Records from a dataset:
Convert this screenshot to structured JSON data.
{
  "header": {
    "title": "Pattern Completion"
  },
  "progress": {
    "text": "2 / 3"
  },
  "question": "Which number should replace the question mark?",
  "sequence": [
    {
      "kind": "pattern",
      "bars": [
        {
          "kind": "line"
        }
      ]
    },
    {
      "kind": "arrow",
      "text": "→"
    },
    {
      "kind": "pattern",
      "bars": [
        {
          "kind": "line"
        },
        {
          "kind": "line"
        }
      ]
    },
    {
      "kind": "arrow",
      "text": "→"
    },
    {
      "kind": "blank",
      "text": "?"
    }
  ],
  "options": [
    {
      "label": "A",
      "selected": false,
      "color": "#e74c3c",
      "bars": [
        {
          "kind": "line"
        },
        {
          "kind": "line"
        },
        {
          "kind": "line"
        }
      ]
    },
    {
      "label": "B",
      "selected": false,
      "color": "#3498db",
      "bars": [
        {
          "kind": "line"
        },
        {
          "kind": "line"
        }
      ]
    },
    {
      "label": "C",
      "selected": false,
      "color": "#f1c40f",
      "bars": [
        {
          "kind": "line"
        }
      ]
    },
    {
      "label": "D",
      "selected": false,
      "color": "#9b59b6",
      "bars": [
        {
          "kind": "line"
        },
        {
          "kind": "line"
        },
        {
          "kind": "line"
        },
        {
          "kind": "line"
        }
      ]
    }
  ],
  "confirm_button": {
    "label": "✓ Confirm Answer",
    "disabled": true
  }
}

**Short task:** Exact output of every entry is required.

**Exercise response:**
Convert this screenshot to structured JSON data.
{
  "header": {
    "title": "Pattern Completion"
  },
  "progress": {
    "text": "2 / 3"
  },
  "question": "Which number should replace the question mark?",
  "sequence": [
    {
      "kind": "pattern",
      "bars": [
        {
          "kind": "line"
        }
      ]
    },
    {
      "kind": "arrow",
      "text": "→"
    },
    {
      "kind": "pattern",
      "bars": [
        {
          "kind": "line"
        },
        {
          "kind": "line"
        }
      ]
    },
    {
      "kind": "arrow",
      "text": "→"
    },
    {
      "kind": "blank",
      "text": "?"
    }
  ],
  "options": [
    {
      "label": "A",
      "selected": false,
      "color": "#e74c3c",
      "bars": [
        {
          "kind": "line"
        },
        {
          "kind": "line"
        },
        {
          "kind": "line"
        }
      ]
    },
    {
      "label": "B",
      "selected": false,
      "color": "#3498db",
      "bars": [
        {
          "kind": "line"
        },
        {
          "kind": "line"
        }
      ]
    },
    {
      "label": "C",
      "selected": false,
      "color": "#f1c40f",
      "bars": [
        {
          "kind": "line"
        }
      ]
    },
    {
      "label": "D",
      "selected": false,
      "color": "#9b59b6",
      "bars": [
        {
          "kind": "line"
        },
        {
          "kind": "line"
        },
        {
          "kind": "line"
        },
        {
          "kind": "line"
        }
      ]
    }
  ],
  "confirm_button": {
    "label": "✓ Confirm Answer",
    "disabled": true
  }
}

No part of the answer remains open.